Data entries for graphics

....

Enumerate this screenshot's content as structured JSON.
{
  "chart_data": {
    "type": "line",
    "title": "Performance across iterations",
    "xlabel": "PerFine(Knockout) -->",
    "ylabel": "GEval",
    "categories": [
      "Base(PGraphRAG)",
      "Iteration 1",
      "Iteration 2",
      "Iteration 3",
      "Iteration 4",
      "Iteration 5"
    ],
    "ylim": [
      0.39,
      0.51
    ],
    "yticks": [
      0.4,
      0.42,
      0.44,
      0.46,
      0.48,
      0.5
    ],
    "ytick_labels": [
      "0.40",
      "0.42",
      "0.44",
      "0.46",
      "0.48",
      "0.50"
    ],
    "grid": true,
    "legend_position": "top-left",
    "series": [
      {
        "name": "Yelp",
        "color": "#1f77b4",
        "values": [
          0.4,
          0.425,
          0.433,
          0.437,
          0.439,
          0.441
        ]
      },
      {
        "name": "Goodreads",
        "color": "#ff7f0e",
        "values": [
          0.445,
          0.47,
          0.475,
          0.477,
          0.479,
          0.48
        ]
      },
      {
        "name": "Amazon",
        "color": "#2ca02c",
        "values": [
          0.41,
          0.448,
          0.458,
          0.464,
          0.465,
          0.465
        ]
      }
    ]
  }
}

....

Exercise details: Repeat all the entries word for word.

Completed task:
Enumerate this screenshot's content as structured JSON.
{
  "chart_data": {
    "type": "line",
    "title": "Performance across iterations",
    "xlabel": "PerFine(Knockout) -->",
    "ylabel": "GEval",
    "categories": [
      "Base(PGraphRAG)",
      "Iteration 1",
      "Iteration 2",
      "Iteration 3",
      "Iteration 4",
      "Iteration 5"
    ],
    "ylim": [
      0.39,
      0.51
    ],
    "yticks": [
      0.4,
      0.42,
      0.44,
      0.46,
      0.48,
      0.5
    ],
    "ytick_labels": [
      "0.40",
      "0.42",
      "0.44",
      "0.46",
      "0.48",
      "0.50"
    ],
    "grid": true,
    "legend_position": "top-left",
    "series": [
      {
        "name": "Yelp",
        "color": "#1f77b4",
        "values": [
          0.4,
          0.425,
          0.433,
          0.437,
          0.439,
          0.441
        ]
      },
      {
        "name": "Goodreads",
        "color": "#ff7f0e",
        "values": [
          0.445,
          0.47,
          0.475,
          0.477,
          0.479,
          0.48
        ]
      },
      {
        "name": "Amazon",
        "color": "#2ca02c",
        "values": [
          0.41,
          0.448,
          0.458,
          0.464,
          0.465,
          0.465
        ]
      }
    ]
  }
}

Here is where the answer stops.